Aim of the exercise :: Reproduce the listing verbatim.

** START **

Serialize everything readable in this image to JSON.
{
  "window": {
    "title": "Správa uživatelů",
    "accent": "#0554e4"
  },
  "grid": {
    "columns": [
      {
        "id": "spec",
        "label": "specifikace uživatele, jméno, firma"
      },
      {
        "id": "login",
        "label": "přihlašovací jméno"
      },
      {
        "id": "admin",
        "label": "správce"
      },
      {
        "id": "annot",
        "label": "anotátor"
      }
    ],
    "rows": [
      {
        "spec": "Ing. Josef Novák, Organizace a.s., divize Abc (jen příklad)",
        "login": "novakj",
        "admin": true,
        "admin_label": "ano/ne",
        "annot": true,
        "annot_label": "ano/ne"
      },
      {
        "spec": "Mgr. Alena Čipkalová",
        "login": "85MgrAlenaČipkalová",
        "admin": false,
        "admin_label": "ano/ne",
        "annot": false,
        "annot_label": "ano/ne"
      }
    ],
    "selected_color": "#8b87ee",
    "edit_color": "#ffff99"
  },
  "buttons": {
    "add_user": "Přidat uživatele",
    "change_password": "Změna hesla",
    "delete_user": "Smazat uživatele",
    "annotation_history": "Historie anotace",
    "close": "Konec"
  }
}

** END **

Output below ::
Serialize everything readable in this image to JSON.
{
  "window": {
    "title": "Správa uživatelů",
    "accent": "#0554e4"
  },
  "grid": {
    "columns": [
      {
        "id": "spec",
        "label": "specifikace uživatele, jméno, firma"
      },
      {
        "id": "login",
        "label": "přihlašovací jméno"
      },
      {
        "id": "admin",
        "label": "správce"
      },
      {
        "id": "annot",
        "label": "anotátor"
      }
    ],
    "rows": [
      {
        "spec": "Ing. Josef Novák, Organizace a.s., divize Abc (jen příklad)",
        "login": "novakj",
        "admin": true,
        "admin_label": "ano/ne",
        "annot": true,
        "annot_label": "ano/ne"
      },
      {
        "spec": "Mgr. Alena Čipkalová",
        "login": "85MgrAlenaČipkalová",
        "admin": false,
        "admin_label": "ano/ne",
        "annot": false,
        "annot_label": "ano/ne"
      }
    ],
    "selected_color": "#8b87ee",
    "edit_color": "#ffff99"
  },
  "buttons": {
    "add_user": "Přidat uživatele",
    "change_password": "Změna hesla",
    "delete_user": "Smazat uživatele",
    "annotation_history": "Historie anotace",
    "close": "Konec"
  }
}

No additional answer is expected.